**Data excerpts**
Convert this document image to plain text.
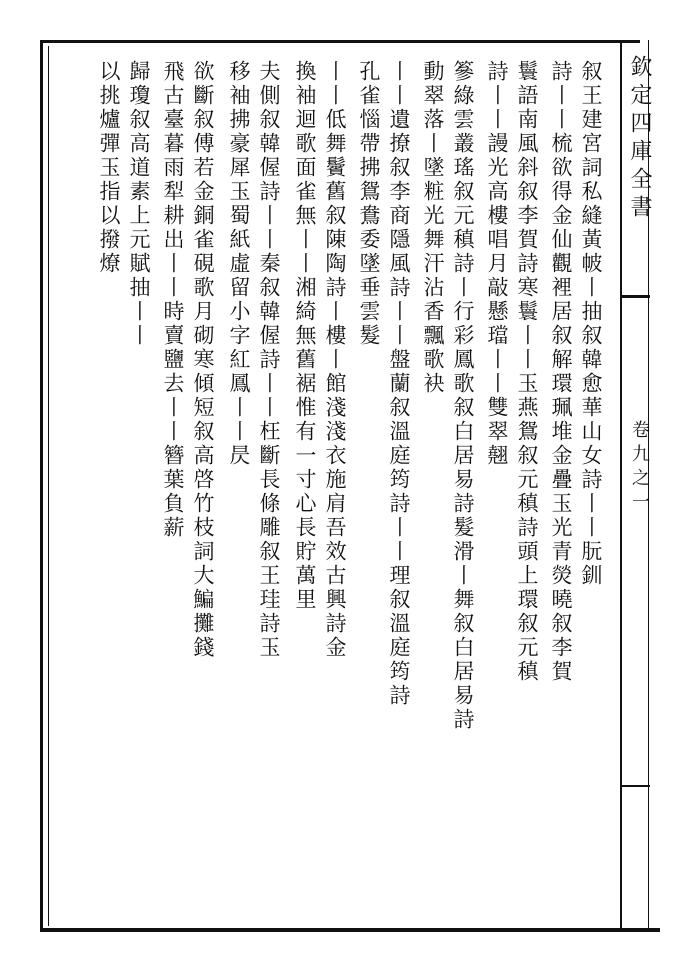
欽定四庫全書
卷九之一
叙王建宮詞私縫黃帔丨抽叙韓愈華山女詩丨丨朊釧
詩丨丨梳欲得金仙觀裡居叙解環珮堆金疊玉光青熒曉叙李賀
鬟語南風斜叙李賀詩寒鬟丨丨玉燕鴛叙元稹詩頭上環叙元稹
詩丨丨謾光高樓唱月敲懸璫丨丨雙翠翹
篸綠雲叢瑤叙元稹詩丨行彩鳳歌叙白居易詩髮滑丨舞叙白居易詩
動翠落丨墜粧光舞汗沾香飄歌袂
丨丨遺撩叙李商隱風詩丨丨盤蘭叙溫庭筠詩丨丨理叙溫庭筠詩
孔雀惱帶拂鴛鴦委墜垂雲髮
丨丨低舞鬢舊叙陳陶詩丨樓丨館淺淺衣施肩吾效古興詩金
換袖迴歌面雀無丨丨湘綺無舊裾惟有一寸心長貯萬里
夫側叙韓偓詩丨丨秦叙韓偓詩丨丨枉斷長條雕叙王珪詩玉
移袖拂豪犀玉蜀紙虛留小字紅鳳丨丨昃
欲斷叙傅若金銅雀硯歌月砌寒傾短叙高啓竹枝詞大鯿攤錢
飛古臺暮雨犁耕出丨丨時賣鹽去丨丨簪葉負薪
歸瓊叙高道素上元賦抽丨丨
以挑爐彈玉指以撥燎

* * *

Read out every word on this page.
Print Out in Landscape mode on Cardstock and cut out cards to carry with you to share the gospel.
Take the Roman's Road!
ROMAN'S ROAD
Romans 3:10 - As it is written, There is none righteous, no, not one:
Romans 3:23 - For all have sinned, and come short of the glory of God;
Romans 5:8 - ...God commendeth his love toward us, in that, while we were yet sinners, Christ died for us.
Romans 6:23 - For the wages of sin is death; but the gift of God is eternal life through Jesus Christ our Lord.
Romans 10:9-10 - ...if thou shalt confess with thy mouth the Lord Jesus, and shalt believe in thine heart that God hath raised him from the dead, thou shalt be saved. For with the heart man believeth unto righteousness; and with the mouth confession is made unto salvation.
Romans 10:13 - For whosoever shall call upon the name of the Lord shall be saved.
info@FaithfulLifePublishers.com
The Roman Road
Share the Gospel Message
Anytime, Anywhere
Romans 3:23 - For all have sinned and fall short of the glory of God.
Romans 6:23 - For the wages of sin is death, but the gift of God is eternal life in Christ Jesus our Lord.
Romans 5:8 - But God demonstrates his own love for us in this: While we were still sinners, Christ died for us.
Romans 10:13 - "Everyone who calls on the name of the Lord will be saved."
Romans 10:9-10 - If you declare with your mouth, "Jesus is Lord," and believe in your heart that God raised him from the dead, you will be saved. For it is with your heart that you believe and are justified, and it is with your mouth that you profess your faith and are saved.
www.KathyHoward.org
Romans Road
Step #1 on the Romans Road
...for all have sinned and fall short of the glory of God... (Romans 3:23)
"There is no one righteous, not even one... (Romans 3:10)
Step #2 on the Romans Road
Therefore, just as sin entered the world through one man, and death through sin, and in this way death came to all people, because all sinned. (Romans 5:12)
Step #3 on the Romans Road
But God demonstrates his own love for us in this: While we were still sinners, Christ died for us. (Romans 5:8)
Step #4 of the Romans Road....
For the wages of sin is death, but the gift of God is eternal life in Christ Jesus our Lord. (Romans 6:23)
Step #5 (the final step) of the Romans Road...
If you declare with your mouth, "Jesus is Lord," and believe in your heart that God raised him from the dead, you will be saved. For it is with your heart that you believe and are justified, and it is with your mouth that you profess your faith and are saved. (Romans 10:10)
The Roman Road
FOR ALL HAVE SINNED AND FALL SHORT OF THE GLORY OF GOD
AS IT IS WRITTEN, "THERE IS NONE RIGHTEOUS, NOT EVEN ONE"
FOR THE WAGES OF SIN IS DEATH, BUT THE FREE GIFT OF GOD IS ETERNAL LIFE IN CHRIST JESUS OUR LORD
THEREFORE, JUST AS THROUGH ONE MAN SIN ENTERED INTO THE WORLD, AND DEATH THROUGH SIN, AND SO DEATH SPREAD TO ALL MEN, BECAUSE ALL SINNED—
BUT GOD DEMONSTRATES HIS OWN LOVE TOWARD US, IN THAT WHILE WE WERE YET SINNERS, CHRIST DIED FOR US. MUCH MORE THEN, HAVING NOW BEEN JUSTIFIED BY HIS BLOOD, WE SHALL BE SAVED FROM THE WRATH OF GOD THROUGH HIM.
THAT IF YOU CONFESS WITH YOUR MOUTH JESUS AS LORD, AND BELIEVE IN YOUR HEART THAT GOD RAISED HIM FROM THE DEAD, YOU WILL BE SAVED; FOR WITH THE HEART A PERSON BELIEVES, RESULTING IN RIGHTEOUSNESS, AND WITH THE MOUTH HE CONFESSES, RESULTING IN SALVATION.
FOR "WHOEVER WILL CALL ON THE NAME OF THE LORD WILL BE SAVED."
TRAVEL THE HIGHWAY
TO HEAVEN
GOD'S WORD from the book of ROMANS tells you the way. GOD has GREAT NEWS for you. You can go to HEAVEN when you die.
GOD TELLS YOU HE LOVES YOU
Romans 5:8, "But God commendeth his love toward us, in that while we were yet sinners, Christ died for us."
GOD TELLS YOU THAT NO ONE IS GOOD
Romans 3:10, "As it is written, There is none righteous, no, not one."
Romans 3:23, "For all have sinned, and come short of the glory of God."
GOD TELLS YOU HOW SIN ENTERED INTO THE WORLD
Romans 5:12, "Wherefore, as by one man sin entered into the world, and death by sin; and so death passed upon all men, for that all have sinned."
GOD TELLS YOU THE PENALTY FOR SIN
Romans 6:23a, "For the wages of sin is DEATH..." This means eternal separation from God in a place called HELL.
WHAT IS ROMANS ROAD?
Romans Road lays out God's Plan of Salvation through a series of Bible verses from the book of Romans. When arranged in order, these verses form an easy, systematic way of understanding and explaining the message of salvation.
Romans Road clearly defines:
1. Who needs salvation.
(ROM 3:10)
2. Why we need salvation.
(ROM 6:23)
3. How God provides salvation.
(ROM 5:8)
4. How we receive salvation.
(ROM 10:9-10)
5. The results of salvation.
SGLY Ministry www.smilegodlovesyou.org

---

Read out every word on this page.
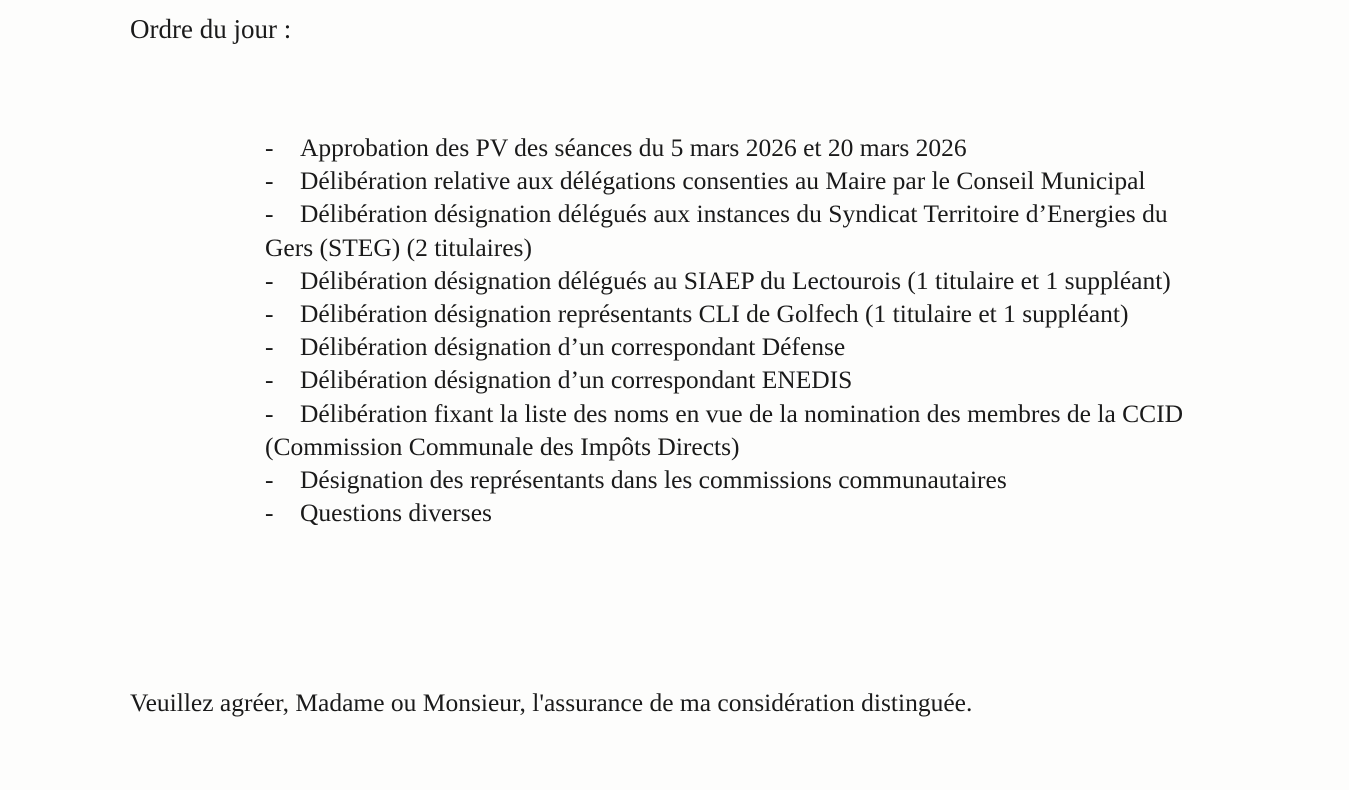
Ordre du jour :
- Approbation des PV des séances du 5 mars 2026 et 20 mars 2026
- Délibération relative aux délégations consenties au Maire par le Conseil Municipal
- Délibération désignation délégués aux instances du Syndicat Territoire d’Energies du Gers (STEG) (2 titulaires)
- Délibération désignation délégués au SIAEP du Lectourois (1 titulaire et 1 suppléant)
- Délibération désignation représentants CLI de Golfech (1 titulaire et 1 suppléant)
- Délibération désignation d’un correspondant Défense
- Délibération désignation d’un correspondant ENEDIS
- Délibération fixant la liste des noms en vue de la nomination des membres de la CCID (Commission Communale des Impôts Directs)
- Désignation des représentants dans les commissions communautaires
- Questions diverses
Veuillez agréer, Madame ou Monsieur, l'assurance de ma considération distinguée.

**PROBLEM DESCRIPTION**
Above are the records; copy every line in them that holds the word "upon".

**TASK SOLUTION**
Romans 10:13 - For whosoever shall call upon the name of the Lord shall be saved.
Romans 5:12, "Wherefore, as by one man sin entered into the world, and death by sin; and so death passed upon all men, for that all have sinned."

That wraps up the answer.